§ TASK DIRECTIONS: Search the entries below. Return every line that has "Scenario" in it.

########################################

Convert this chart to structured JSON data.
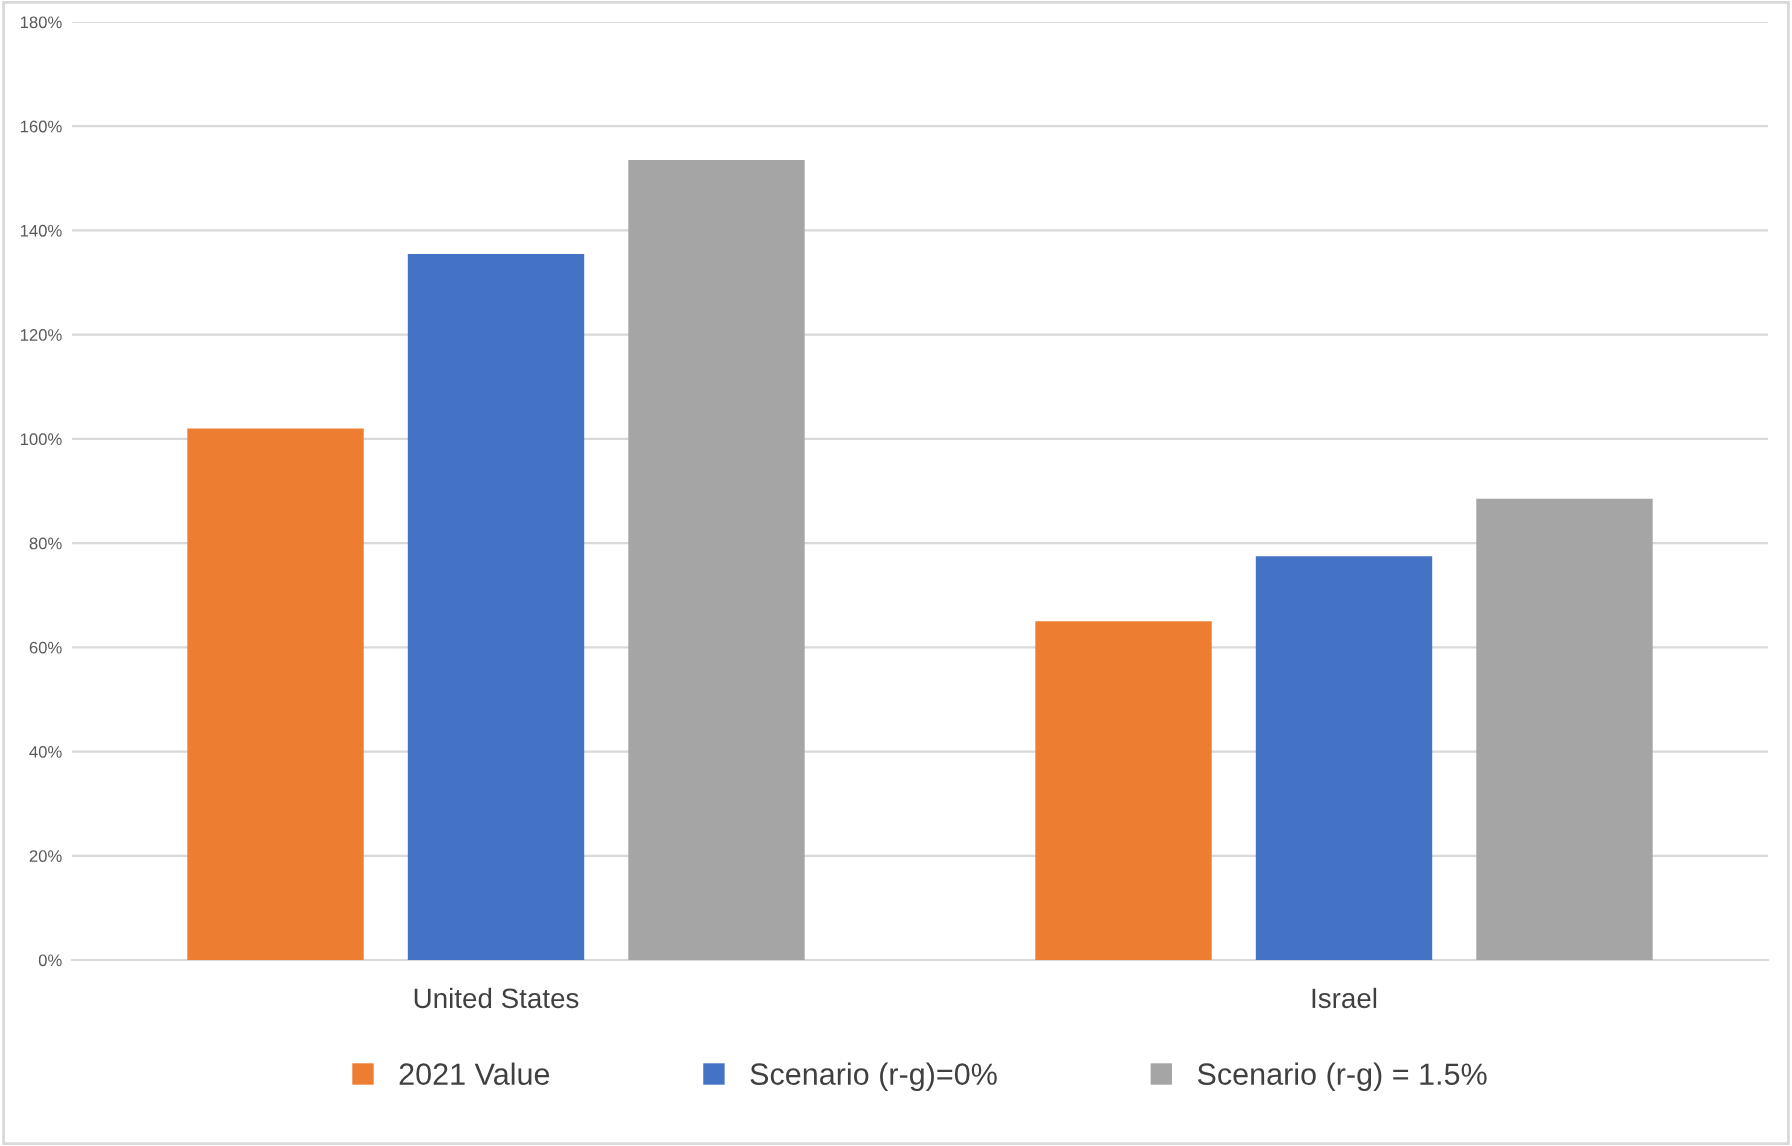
{
  "chart_data": {
    "type": "bar",
    "categories": [
      "United States",
      "Israel"
    ],
    "series": [
      {
        "name": "2021 Value",
        "color": "#ed7d31",
        "values": [
          102,
          65
        ]
      },
      {
        "name": "Scenario (r-g)=0%",
        "color": "#4472c4",
        "values": [
          135.5,
          77.5
        ]
      },
      {
        "name": "Scenario (r-g) = 1.5%",
        "color": "#a5a5a5",
        "values": [
          153.5,
          88.5
        ]
      }
    ],
    "ylim": [
      0,
      180
    ],
    "yticks": [
      {
        "value": 0,
        "label": "0%"
      },
      {
        "value": 20,
        "label": "20%"
      },
      {
        "value": 40,
        "label": "40%"
      },
      {
        "value": 60,
        "label": "60%"
      },
      {
        "value": 80,
        "label": "80%"
      },
      {
        "value": 100,
        "label": "100%"
      },
      {
        "value": 120,
        "label": "120%"
      },
      {
        "value": 140,
        "label": "140%"
      },
      {
        "value": 160,
        "label": "160%"
      },
      {
        "value": 180,
        "label": "180%"
      }
    ],
    "grid": "y",
    "legend": "bottom"
  }
}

########################################

§ TASK SOLUTION:
        "name": "Scenario (r-g)=0%",
        "name": "Scenario (r-g) = 1.5%",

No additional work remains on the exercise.